• What you need to do:
Filter the entries below, keeping every line that has the word "канализации".

(Recorded data)
+ + + + +

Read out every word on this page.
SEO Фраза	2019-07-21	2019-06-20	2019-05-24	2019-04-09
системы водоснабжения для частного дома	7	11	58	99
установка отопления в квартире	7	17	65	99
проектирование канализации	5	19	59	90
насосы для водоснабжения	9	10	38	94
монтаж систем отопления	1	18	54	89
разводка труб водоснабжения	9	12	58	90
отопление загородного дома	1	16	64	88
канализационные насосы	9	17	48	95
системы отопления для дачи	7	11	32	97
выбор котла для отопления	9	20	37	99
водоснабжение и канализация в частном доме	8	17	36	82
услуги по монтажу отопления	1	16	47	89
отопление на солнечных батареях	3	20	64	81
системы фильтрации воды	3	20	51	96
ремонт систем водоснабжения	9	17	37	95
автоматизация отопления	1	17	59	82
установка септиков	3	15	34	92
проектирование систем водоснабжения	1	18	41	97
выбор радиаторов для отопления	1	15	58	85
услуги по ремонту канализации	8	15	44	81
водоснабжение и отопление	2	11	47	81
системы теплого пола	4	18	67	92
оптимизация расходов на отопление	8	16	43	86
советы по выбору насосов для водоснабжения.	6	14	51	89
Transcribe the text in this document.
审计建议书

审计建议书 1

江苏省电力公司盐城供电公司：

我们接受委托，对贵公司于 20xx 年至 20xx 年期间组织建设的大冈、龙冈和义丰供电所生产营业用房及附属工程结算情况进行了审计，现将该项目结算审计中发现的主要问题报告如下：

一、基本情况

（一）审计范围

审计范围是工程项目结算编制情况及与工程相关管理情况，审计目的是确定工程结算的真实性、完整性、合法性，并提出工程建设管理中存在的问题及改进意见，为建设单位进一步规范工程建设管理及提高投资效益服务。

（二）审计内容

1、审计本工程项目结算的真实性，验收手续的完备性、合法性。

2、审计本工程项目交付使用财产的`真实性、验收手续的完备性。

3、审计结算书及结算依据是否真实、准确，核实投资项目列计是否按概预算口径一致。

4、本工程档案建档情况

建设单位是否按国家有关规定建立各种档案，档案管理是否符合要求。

+ + + + +

• Reply:
проектирование канализации	5	19	59	90
услуги по ремонту канализации	8	15	44	81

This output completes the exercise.